What needs to be done
Your task is to copy the material exactly.

Extracted entries
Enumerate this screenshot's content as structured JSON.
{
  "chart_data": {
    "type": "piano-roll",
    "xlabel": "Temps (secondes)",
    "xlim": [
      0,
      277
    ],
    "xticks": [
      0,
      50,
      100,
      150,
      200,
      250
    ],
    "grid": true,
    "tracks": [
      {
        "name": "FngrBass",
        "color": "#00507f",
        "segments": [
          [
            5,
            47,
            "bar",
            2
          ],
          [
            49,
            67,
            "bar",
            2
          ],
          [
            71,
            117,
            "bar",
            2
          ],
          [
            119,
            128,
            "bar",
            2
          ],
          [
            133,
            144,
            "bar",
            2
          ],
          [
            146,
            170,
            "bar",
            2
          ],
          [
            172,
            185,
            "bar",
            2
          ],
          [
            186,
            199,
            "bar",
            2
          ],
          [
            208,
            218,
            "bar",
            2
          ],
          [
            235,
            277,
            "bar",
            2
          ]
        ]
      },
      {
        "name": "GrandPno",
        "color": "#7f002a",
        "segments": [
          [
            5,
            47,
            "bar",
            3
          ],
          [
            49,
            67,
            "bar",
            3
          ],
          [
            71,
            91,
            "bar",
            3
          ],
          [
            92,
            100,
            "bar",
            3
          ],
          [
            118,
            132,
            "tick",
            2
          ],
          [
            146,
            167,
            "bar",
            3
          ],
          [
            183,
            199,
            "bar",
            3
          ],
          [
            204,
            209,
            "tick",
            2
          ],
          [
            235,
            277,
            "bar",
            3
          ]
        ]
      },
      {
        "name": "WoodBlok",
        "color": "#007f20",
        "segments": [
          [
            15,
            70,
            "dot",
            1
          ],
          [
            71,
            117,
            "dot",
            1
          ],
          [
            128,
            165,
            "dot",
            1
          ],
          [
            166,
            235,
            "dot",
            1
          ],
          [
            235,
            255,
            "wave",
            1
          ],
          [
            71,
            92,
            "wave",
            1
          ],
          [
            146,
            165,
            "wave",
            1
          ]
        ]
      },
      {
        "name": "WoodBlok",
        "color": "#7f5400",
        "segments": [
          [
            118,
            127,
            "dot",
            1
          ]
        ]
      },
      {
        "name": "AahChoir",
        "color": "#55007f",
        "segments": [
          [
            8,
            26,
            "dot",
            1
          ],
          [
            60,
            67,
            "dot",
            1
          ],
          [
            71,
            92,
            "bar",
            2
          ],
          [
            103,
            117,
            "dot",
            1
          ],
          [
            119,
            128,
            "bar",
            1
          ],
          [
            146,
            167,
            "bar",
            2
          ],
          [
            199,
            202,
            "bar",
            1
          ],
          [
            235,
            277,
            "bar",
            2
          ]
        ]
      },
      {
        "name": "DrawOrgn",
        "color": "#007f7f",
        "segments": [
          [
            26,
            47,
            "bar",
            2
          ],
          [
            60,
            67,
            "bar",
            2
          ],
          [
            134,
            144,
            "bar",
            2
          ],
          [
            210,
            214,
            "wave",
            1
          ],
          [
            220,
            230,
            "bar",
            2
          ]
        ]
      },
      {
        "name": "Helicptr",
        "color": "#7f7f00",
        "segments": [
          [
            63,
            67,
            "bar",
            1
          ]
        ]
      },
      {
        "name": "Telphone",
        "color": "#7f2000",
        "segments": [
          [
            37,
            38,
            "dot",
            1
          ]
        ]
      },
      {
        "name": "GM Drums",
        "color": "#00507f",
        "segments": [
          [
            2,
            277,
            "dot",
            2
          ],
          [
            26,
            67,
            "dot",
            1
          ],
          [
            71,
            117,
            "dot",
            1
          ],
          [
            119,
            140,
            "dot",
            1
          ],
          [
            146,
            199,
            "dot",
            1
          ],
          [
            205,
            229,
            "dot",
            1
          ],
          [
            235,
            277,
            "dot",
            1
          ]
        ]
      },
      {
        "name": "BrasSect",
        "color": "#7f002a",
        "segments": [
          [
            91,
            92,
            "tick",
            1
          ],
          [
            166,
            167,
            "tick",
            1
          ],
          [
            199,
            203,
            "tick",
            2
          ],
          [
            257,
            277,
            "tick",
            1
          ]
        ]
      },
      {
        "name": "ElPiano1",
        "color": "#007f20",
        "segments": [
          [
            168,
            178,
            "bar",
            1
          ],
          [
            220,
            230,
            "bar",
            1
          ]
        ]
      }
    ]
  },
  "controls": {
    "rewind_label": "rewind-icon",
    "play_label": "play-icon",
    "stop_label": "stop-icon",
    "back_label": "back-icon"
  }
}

Reply
Enumerate this screenshot's content as structured JSON.
{
  "chart_data": {
    "type": "piano-roll",
    "xlabel": "Temps (secondes)",
    "xlim": [
      0,
      277
    ],
    "xticks": [
      0,
      50,
      100,
      150,
      200,
      250
    ],
    "grid": true,
    "tracks": [
      {
        "name": "FngrBass",
        "color": "#00507f",
        "segments": [
          [
            5,
            47,
            "bar",
            2
          ],
          [
            49,
            67,
            "bar",
            2
          ],
          [
            71,
            117,
            "bar",
            2
          ],
          [
            119,
            128,
            "bar",
            2
          ],
          [
            133,
            144,
            "bar",
            2
          ],
          [
            146,
            170,
            "bar",
            2
          ],
          [
            172,
            185,
            "bar",
            2
          ],
          [
            186,
            199,
            "bar",
            2
          ],
          [
            208,
            218,
            "bar",
            2
          ],
          [
            235,
            277,
            "bar",
            2
          ]
        ]
      },
      {
        "name": "GrandPno",
        "color": "#7f002a",
        "segments": [
          [
            5,
            47,
            "bar",
            3
          ],
          [
            49,
            67,
            "bar",
            3
          ],
          [
            71,
            91,
            "bar",
            3
          ],
          [
            92,
            100,
            "bar",
            3
          ],
          [
            118,
            132,
            "tick",
            2
          ],
          [
            146,
            167,
            "bar",
            3
          ],
          [
            183,
            199,
            "bar",
            3
          ],
          [
            204,
            209,
            "tick",
            2
          ],
          [
            235,
            277,
            "bar",
            3
          ]
        ]
      },
      {
        "name": "WoodBlok",
        "color": "#007f20",
        "segments": [
          [
            15,
            70,
            "dot",
            1
          ],
          [
            71,
            117,
            "dot",
            1
          ],
          [
            128,
            165,
            "dot",
            1
          ],
          [
            166,
            235,
            "dot",
            1
          ],
          [
            235,
            255,
            "wave",
            1
          ],
          [
            71,
            92,
            "wave",
            1
          ],
          [
            146,
            165,
            "wave",
            1
          ]
        ]
      },
      {
        "name": "WoodBlok",
        "color": "#7f5400",
        "segments": [
          [
            118,
            127,
            "dot",
            1
          ]
        ]
      },
      {
        "name": "AahChoir",
        "color": "#55007f",
        "segments": [
          [
            8,
            26,
            "dot",
            1
          ],
          [
            60,
            67,
            "dot",
            1
          ],
          [
            71,
            92,
            "bar",
            2
          ],
          [
            103,
            117,
            "dot",
            1
          ],
          [
            119,
            128,
            "bar",
            1
          ],
          [
            146,
            167,
            "bar",
            2
          ],
          [
            199,
            202,
            "bar",
            1
          ],
          [
            235,
            277,
            "bar",
            2
          ]
        ]
      },
      {
        "name": "DrawOrgn",
        "color": "#007f7f",
        "segments": [
          [
            26,
            47,
            "bar",
            2
          ],
          [
            60,
            67,
            "bar",
            2
          ],
          [
            134,
            144,
            "bar",
            2
          ],
          [
            210,
            214,
            "wave",
            1
          ],
          [
            220,
            230,
            "bar",
            2
          ]
        ]
      },
      {
        "name": "Helicptr",
        "color": "#7f7f00",
        "segments": [
          [
            63,
            67,
            "bar",
            1
          ]
        ]
      },
      {
        "name": "Telphone",
        "color": "#7f2000",
        "segments": [
          [
            37,
            38,
            "dot",
            1
          ]
        ]
      },
      {
        "name": "GM Drums",
        "color": "#00507f",
        "segments": [
          [
            2,
            277,
            "dot",
            2
          ],
          [
            26,
            67,
            "dot",
            1
          ],
          [
            71,
            117,
            "dot",
            1
          ],
          [
            119,
            140,
            "dot",
            1
          ],
          [
            146,
            199,
            "dot",
            1
          ],
          [
            205,
            229,
            "dot",
            1
          ],
          [
            235,
            277,
            "dot",
            1
          ]
        ]
      },
      {
        "name": "BrasSect",
        "color": "#7f002a",
        "segments": [
          [
            91,
            92,
            "tick",
            1
          ],
          [
            166,
            167,
            "tick",
            1
          ],
          [
            199,
            203,
            "tick",
            2
          ],
          [
            257,
            277,
            "tick",
            1
          ]
        ]
      },
      {
        "name": "ElPiano1",
        "color": "#007f20",
        "segments": [
          [
            168,
            178,
            "bar",
            1
          ],
          [
            220,
            230,
            "bar",
            1
          ]
        ]
      }
    ]
  },
  "controls": {
    "rewind_label": "rewind-icon",
    "play_label": "play-icon",
    "stop_label": "stop-icon",
    "back_label": "back-icon"
  }
}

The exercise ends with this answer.